Instructions for the task » Output the entries word for word. Omit images.

-- begin --

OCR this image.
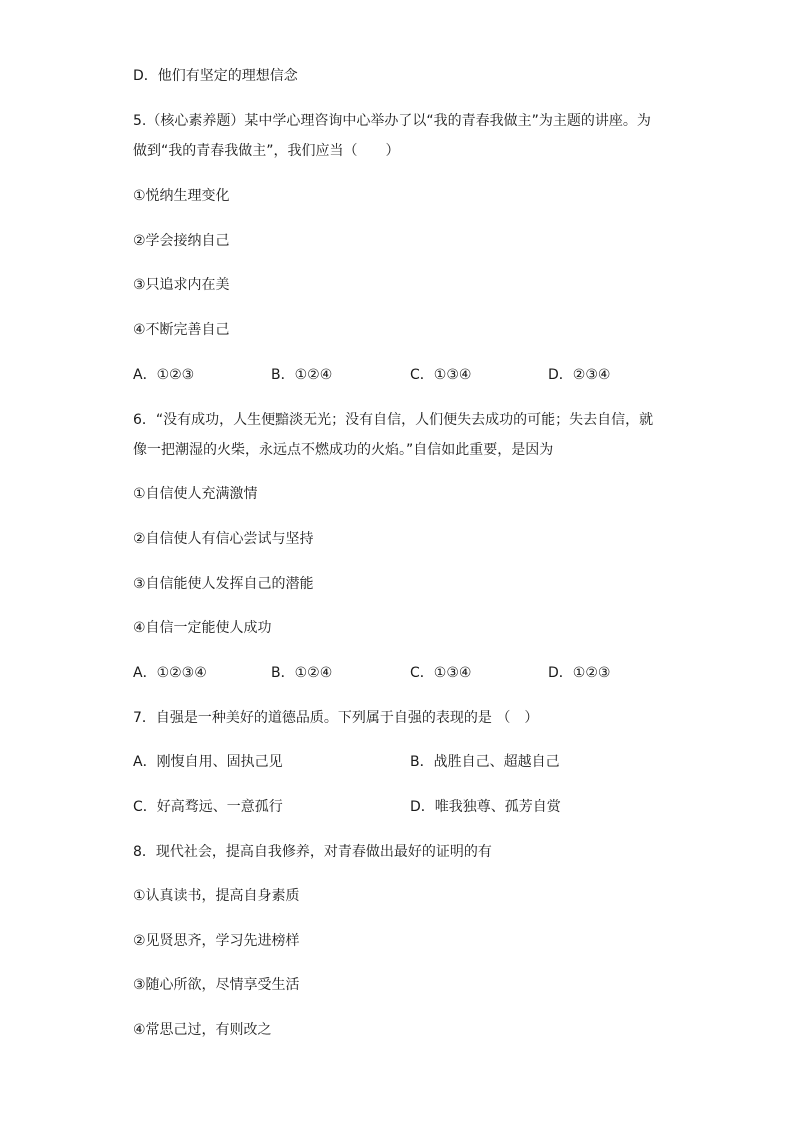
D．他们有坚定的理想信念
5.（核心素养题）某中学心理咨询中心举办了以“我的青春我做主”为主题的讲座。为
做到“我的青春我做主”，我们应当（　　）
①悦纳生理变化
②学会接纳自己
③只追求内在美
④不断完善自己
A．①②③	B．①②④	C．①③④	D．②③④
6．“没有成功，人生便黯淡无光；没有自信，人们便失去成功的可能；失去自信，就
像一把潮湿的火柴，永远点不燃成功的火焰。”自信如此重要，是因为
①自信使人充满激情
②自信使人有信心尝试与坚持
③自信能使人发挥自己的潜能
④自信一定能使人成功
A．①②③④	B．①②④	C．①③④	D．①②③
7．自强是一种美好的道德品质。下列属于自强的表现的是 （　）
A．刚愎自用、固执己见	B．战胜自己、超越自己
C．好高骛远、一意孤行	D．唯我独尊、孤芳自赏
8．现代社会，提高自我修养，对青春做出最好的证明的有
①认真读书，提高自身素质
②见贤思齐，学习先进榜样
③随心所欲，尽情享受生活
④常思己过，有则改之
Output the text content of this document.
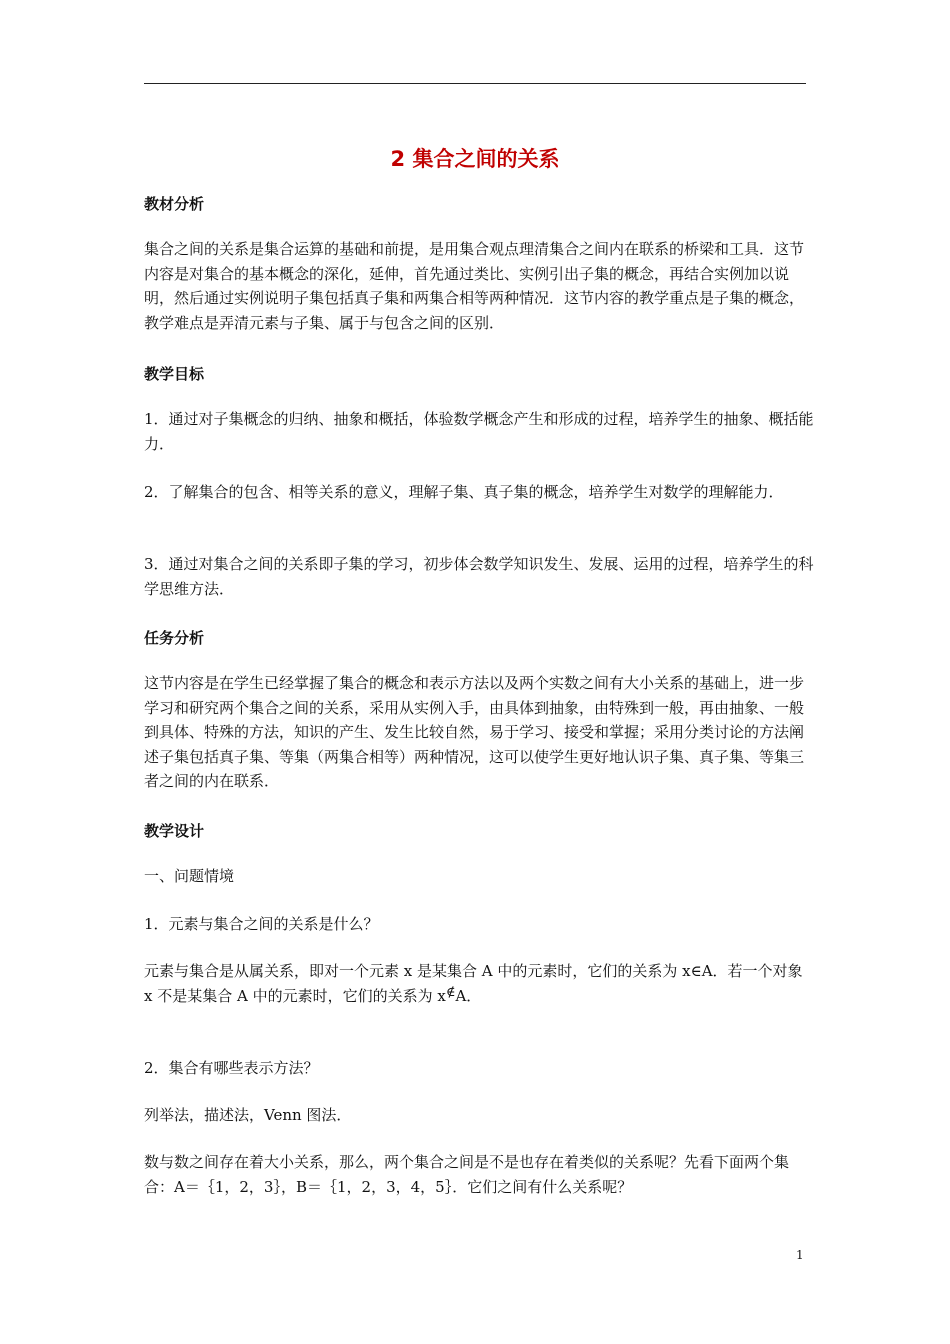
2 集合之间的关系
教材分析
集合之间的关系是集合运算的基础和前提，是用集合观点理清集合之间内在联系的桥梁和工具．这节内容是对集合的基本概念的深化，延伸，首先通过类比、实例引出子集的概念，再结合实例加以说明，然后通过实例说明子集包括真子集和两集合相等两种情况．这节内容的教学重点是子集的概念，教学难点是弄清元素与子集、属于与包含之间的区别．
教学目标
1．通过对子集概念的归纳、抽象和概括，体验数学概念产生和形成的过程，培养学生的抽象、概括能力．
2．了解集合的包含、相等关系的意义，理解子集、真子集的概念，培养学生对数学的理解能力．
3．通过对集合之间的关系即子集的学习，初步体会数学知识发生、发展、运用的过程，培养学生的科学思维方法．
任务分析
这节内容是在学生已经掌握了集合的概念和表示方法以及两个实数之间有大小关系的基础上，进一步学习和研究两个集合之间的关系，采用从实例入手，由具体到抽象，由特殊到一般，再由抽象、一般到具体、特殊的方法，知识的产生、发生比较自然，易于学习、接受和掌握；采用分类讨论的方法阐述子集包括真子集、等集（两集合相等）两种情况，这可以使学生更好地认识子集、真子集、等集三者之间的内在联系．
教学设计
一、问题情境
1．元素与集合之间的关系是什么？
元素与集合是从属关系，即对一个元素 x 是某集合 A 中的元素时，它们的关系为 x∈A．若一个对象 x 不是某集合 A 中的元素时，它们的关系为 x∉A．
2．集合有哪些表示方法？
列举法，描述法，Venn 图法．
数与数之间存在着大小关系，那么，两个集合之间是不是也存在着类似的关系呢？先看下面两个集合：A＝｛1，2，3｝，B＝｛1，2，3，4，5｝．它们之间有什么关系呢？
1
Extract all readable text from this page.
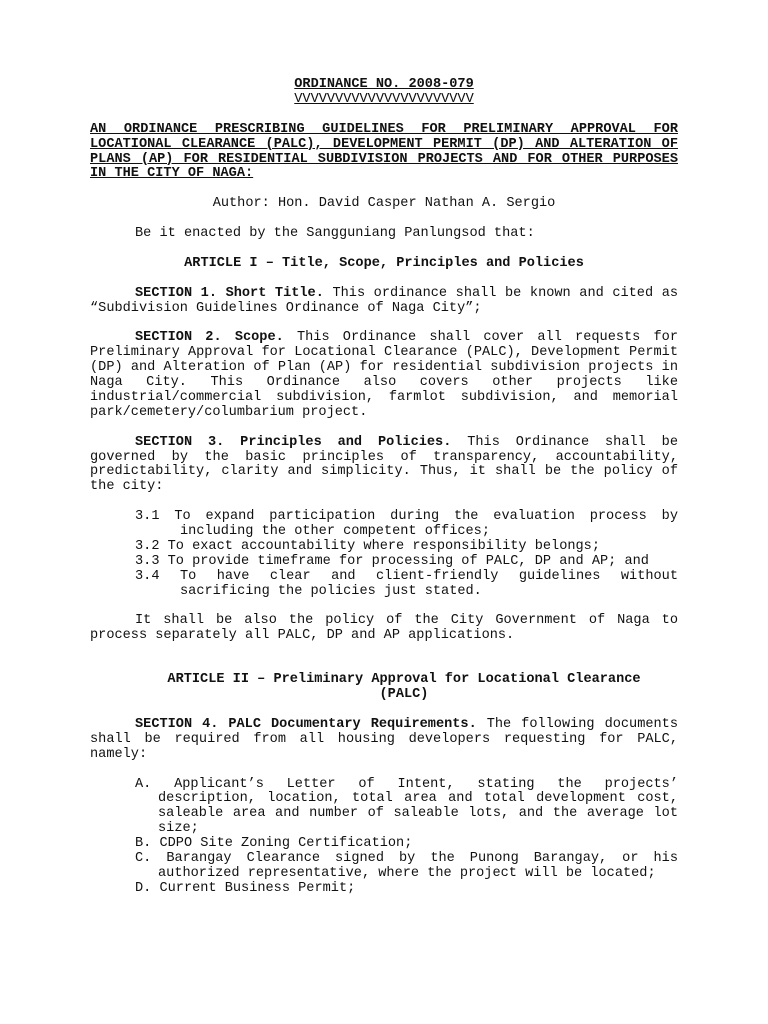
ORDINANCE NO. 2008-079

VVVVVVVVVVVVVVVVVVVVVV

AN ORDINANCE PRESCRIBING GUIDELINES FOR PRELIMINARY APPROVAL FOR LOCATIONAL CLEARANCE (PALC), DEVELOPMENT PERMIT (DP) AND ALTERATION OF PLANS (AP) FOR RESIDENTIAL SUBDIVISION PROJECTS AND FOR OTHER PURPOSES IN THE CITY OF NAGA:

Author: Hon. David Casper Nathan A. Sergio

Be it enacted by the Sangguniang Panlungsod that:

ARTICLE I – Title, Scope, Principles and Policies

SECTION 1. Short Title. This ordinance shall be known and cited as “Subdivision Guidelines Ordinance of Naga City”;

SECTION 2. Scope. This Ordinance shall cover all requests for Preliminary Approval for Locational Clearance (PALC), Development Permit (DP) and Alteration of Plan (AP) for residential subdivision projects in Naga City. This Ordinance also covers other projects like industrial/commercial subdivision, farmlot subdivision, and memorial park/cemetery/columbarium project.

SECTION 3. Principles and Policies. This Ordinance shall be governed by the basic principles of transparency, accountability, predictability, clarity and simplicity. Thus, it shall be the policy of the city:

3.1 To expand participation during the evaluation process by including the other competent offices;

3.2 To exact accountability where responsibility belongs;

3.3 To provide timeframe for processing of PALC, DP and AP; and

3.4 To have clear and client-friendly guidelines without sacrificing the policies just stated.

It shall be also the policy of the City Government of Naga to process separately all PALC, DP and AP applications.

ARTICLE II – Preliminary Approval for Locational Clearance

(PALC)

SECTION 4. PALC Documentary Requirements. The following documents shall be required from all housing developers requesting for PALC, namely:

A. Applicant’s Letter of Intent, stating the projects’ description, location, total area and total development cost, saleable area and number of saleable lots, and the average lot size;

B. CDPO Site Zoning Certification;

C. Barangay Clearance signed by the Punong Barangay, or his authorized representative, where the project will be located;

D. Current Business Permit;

-- end --

Solution »
OCR this image.
D．他们有坚定的理想信念
5.（核心素养题）某中学心理咨询中心举办了以“我的青春我做主”为主题的讲座。为
做到“我的青春我做主”，我们应当（　　）
①悦纳生理变化
②学会接纳自己
③只追求内在美
④不断完善自己
A．①②③	B．①②④	C．①③④	D．②③④
6．“没有成功，人生便黯淡无光；没有自信，人们便失去成功的可能；失去自信，就
像一把潮湿的火柴，永远点不燃成功的火焰。”自信如此重要，是因为
①自信使人充满激情
②自信使人有信心尝试与坚持
③自信能使人发挥自己的潜能
④自信一定能使人成功
A．①②③④	B．①②④	C．①③④	D．①②③
7．自强是一种美好的道德品质。下列属于自强的表现的是 （　）
A．刚愎自用、固执己见	B．战胜自己、超越自己
C．好高骛远、一意孤行	D．唯我独尊、孤芳自赏
8．现代社会，提高自我修养，对青春做出最好的证明的有
①认真读书，提高自身素质
②见贤思齐，学习先进榜样
③随心所欲，尽情享受生活
④常思己过，有则改之
Output the text content of this document.
2 集合之间的关系
教材分析
集合之间的关系是集合运算的基础和前提，是用集合观点理清集合之间内在联系的桥梁和工具．这节内容是对集合的基本概念的深化，延伸，首先通过类比、实例引出子集的概念，再结合实例加以说明，然后通过实例说明子集包括真子集和两集合相等两种情况．这节内容的教学重点是子集的概念，教学难点是弄清元素与子集、属于与包含之间的区别．
教学目标
1．通过对子集概念的归纳、抽象和概括，体验数学概念产生和形成的过程，培养学生的抽象、概括能力．
2．了解集合的包含、相等关系的意义，理解子集、真子集的概念，培养学生对数学的理解能力．
3．通过对集合之间的关系即子集的学习，初步体会数学知识发生、发展、运用的过程，培养学生的科学思维方法．
任务分析
这节内容是在学生已经掌握了集合的概念和表示方法以及两个实数之间有大小关系的基础上，进一步学习和研究两个集合之间的关系，采用从实例入手，由具体到抽象，由特殊到一般，再由抽象、一般到具体、特殊的方法，知识的产生、发生比较自然，易于学习、接受和掌握；采用分类讨论的方法阐述子集包括真子集、等集（两集合相等）两种情况，这可以使学生更好地认识子集、真子集、等集三者之间的内在联系．
教学设计
一、问题情境
1．元素与集合之间的关系是什么？
元素与集合是从属关系，即对一个元素 x 是某集合 A 中的元素时，它们的关系为 x∈A．若一个对象 x 不是某集合 A 中的元素时，它们的关系为 x∉A．
2．集合有哪些表示方法？
列举法，描述法，Venn 图法．
数与数之间存在着大小关系，那么，两个集合之间是不是也存在着类似的关系呢？先看下面两个集合：A＝｛1，2，3｝，B＝｛1，2，3，4，5｝．它们之间有什么关系呢？
1
Extract all readable text from this page.
ORDINANCE NO. 2008-079

VVVVVVVVVVVVVVVVVVVVVV

AN ORDINANCE PRESCRIBING GUIDELINES FOR PRELIMINARY APPROVAL FOR LOCATIONAL CLEARANCE (PALC), DEVELOPMENT PERMIT (DP) AND ALTERATION OF PLANS (AP) FOR RESIDENTIAL SUBDIVISION PROJECTS AND FOR OTHER PURPOSES IN THE CITY OF NAGA:

Author: Hon. David Casper Nathan A. Sergio

Be it enacted by the Sangguniang Panlungsod that:

ARTICLE I – Title, Scope, Principles and Policies

SECTION 1. Short Title. This ordinance shall be known and cited as “Subdivision Guidelines Ordinance of Naga City”;

SECTION 2. Scope. This Ordinance shall cover all requests for Preliminary Approval for Locational Clearance (PALC), Development Permit (DP) and Alteration of Plan (AP) for residential subdivision projects in Naga City. This Ordinance also covers other projects like industrial/commercial subdivision, farmlot subdivision, and memorial park/cemetery/columbarium project.

SECTION 3. Principles and Policies. This Ordinance shall be governed by the basic principles of transparency, accountability, predictability, clarity and simplicity. Thus, it shall be the policy of the city:

3.1 To expand participation during the evaluation process by including the other competent offices;

3.2 To exact accountability where responsibility belongs;

3.3 To provide timeframe for processing of PALC, DP and AP; and

3.4 To have clear and client-friendly guidelines without sacrificing the policies just stated.

It shall be also the policy of the City Government of Naga to process separately all PALC, DP and AP applications.

ARTICLE II – Preliminary Approval for Locational Clearance

(PALC)

SECTION 4. PALC Documentary Requirements. The following documents shall be required from all housing developers requesting for PALC, namely:

A. Applicant’s Letter of Intent, stating the projects’ description, location, total area and total development cost, saleable area and number of saleable lots, and the average lot size;

B. CDPO Site Zoning Certification;

C. Barangay Clearance signed by the Punong Barangay, or his authorized representative, where the project will be located;

D. Current Business Permit;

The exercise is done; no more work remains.